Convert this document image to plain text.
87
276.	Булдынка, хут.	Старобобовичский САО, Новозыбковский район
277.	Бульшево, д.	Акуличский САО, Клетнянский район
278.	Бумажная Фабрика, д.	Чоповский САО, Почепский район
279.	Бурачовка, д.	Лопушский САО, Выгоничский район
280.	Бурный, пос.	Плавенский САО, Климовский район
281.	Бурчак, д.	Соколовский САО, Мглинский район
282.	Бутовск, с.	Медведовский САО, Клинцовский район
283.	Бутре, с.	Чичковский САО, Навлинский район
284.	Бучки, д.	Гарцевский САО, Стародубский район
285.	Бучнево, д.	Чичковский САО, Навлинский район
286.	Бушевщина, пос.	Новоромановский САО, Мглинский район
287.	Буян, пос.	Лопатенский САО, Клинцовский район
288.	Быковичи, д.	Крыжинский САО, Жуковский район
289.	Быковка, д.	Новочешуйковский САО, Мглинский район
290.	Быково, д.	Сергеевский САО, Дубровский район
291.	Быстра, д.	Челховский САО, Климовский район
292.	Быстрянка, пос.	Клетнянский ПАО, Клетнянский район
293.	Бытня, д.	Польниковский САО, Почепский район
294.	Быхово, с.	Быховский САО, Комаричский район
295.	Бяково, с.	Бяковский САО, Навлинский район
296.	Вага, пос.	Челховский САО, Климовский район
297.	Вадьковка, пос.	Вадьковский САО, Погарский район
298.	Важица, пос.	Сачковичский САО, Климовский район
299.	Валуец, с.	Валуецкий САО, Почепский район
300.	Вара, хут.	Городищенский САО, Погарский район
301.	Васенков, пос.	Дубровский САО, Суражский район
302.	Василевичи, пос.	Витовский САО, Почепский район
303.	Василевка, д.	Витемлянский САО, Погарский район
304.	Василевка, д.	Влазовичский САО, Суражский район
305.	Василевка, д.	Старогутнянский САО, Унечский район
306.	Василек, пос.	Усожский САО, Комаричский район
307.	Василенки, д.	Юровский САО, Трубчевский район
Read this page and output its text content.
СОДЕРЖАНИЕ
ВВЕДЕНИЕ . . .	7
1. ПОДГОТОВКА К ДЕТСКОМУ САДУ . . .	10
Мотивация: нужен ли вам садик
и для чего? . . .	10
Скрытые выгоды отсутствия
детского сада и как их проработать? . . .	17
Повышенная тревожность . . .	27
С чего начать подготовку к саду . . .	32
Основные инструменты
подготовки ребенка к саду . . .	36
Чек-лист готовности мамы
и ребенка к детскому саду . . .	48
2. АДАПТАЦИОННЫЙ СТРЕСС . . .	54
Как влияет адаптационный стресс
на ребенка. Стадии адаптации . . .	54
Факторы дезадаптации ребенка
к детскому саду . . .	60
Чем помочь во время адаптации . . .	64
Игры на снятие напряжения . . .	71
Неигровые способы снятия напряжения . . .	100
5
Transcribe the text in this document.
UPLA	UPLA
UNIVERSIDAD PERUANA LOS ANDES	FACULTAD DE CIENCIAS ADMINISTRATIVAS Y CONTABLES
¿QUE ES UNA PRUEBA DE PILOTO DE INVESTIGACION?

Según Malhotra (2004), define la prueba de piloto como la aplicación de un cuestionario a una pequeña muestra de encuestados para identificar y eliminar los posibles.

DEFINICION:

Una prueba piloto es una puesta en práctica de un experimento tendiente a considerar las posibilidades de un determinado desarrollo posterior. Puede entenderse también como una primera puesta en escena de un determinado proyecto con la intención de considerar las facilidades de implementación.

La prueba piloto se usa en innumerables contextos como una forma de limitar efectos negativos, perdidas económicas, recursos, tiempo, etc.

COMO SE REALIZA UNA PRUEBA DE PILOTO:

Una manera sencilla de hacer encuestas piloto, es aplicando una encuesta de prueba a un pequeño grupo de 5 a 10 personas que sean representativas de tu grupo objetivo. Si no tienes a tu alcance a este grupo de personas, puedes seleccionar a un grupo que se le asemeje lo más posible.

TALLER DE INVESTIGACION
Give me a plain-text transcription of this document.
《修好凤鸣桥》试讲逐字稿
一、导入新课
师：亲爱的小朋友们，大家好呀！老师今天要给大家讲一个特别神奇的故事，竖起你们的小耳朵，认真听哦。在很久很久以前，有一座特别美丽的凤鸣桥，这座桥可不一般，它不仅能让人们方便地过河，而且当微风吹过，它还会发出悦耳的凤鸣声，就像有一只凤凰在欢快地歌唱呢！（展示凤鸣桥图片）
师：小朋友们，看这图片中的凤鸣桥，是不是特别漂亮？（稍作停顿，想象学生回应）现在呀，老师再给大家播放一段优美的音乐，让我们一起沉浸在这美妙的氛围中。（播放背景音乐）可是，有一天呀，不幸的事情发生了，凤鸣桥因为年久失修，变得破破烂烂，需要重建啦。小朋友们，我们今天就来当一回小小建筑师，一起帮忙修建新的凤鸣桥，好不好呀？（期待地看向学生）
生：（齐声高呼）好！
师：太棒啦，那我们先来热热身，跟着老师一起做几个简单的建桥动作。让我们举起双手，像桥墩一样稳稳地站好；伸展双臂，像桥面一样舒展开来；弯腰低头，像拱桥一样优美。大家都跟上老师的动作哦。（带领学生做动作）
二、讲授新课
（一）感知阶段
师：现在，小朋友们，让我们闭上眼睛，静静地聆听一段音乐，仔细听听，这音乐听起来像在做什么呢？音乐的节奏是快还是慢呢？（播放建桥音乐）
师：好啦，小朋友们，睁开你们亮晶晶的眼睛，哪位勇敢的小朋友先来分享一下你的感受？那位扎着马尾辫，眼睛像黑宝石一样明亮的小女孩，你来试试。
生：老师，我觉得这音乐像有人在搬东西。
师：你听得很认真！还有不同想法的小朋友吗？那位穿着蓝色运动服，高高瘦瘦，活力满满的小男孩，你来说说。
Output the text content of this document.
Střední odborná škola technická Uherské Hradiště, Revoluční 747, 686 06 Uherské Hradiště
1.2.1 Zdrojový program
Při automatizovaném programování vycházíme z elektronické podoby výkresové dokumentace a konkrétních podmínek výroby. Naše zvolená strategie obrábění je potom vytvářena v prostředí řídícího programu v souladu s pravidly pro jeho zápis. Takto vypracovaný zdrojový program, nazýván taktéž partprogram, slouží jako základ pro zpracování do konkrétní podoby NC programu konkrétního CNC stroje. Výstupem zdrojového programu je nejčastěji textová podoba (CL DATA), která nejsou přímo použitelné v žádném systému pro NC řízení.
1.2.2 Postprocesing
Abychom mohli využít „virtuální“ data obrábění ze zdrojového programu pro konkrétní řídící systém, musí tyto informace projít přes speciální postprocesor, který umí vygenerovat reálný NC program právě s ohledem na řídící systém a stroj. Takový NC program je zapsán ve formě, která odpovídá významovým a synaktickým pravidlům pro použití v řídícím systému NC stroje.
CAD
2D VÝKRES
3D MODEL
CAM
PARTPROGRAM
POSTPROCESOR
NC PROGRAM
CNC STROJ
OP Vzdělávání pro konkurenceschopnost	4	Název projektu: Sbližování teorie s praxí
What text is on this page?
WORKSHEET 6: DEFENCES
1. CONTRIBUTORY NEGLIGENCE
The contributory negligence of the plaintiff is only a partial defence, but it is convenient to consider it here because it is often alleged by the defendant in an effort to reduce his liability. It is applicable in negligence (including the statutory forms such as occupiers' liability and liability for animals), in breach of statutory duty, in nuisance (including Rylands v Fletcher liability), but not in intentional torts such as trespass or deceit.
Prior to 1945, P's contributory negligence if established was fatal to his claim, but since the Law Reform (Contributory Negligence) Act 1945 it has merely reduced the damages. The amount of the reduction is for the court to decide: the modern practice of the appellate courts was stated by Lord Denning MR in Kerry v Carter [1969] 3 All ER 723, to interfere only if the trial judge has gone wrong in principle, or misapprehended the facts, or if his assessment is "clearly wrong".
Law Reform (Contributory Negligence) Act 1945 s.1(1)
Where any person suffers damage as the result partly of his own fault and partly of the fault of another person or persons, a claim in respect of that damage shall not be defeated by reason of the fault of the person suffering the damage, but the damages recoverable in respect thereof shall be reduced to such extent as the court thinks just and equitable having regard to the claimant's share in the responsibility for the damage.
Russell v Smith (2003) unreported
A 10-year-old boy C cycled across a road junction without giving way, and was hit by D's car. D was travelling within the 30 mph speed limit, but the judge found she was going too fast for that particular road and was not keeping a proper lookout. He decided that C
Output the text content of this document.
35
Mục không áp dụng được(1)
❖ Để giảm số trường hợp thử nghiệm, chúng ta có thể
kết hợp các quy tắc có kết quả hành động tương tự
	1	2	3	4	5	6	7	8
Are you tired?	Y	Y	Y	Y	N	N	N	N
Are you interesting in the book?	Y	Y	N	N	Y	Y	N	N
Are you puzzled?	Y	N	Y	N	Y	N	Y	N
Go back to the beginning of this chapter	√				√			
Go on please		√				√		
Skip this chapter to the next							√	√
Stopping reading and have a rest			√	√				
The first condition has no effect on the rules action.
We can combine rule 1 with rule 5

***

Counting only lines of the data above that hold "Комаричский", report the total and nothing else.

2